— BEGIN Provided data —

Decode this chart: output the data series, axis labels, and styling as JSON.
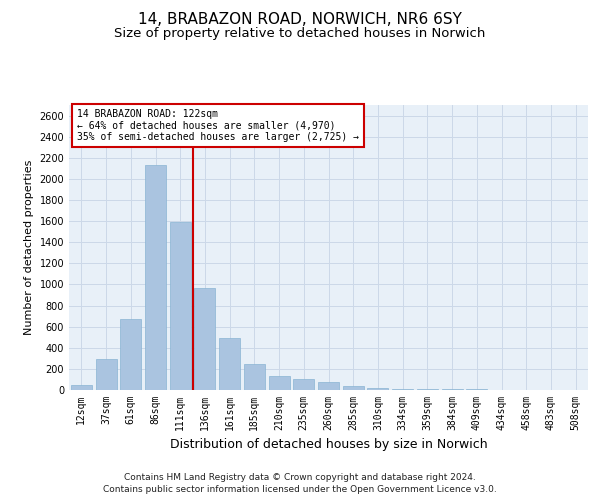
{
  "title_line1": "14, BRABAZON ROAD, NORWICH, NR6 6SY",
  "title_line2": "Size of property relative to detached houses in Norwich",
  "xlabel": "Distribution of detached houses by size in Norwich",
  "ylabel": "Number of detached properties",
  "categories": [
    "12sqm",
    "37sqm",
    "61sqm",
    "86sqm",
    "111sqm",
    "136sqm",
    "161sqm",
    "185sqm",
    "210sqm",
    "235sqm",
    "260sqm",
    "285sqm",
    "310sqm",
    "334sqm",
    "359sqm",
    "384sqm",
    "409sqm",
    "434sqm",
    "458sqm",
    "483sqm",
    "508sqm"
  ],
  "values": [
    50,
    290,
    670,
    2130,
    1590,
    970,
    490,
    245,
    130,
    100,
    75,
    35,
    18,
    12,
    8,
    6,
    5,
    4,
    3,
    3,
    2
  ],
  "bar_color": "#aac4e0",
  "bar_edge_color": "#8ab4d4",
  "vline_x_index": 4,
  "vline_color": "#cc0000",
  "annotation_text": "14 BRABAZON ROAD: 122sqm\n← 64% of detached houses are smaller (4,970)\n35% of semi-detached houses are larger (2,725) →",
  "annotation_box_color": "#cc0000",
  "annotation_box_fill": "#ffffff",
  "ylim": [
    0,
    2700
  ],
  "yticks": [
    0,
    200,
    400,
    600,
    800,
    1000,
    1200,
    1400,
    1600,
    1800,
    2000,
    2200,
    2400,
    2600
  ],
  "grid_color": "#ccd8e8",
  "bg_color": "#e8f0f8",
  "footer_line1": "Contains HM Land Registry data © Crown copyright and database right 2024.",
  "footer_line2": "Contains public sector information licensed under the Open Government Licence v3.0.",
  "title_fontsize": 11,
  "subtitle_fontsize": 9.5,
  "ylabel_fontsize": 8,
  "xlabel_fontsize": 9,
  "tick_fontsize": 7,
  "annotation_fontsize": 7,
  "footer_fontsize": 6.5
}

— END Provided data —

The problem
Restate the records word for word, omitting images.

Solution to this task
Decode this chart: output the data series, axis labels, and styling as JSON.
{
  "title_line1": "14, BRABAZON ROAD, NORWICH, NR6 6SY",
  "title_line2": "Size of property relative to detached houses in Norwich",
  "xlabel": "Distribution of detached houses by size in Norwich",
  "ylabel": "Number of detached properties",
  "categories": [
    "12sqm",
    "37sqm",
    "61sqm",
    "86sqm",
    "111sqm",
    "136sqm",
    "161sqm",
    "185sqm",
    "210sqm",
    "235sqm",
    "260sqm",
    "285sqm",
    "310sqm",
    "334sqm",
    "359sqm",
    "384sqm",
    "409sqm",
    "434sqm",
    "458sqm",
    "483sqm",
    "508sqm"
  ],
  "values": [
    50,
    290,
    670,
    2130,
    1590,
    970,
    490,
    245,
    130,
    100,
    75,
    35,
    18,
    12,
    8,
    6,
    5,
    4,
    3,
    3,
    2
  ],
  "bar_color": "#aac4e0",
  "bar_edge_color": "#8ab4d4",
  "vline_x_index": 4,
  "vline_color": "#cc0000",
  "annotation_text": "14 BRABAZON ROAD: 122sqm\n← 64% of detached houses are smaller (4,970)\n35% of semi-detached houses are larger (2,725) →",
  "annotation_box_color": "#cc0000",
  "annotation_box_fill": "#ffffff",
  "ylim": [
    0,
    2700
  ],
  "yticks": [
    0,
    200,
    400,
    600,
    800,
    1000,
    1200,
    1400,
    1600,
    1800,
    2000,
    2200,
    2400,
    2600
  ],
  "grid_color": "#ccd8e8",
  "bg_color": "#e8f0f8",
  "footer_line1": "Contains HM Land Registry data © Crown copyright and database right 2024.",
  "footer_line2": "Contains public sector information licensed under the Open Government Licence v3.0.",
  "title_fontsize": 11,
  "subtitle_fontsize": 9.5,
  "ylabel_fontsize": 8,
  "xlabel_fontsize": 9,
  "tick_fontsize": 7,
  "annotation_fontsize": 7,
  "footer_fontsize": 6.5
}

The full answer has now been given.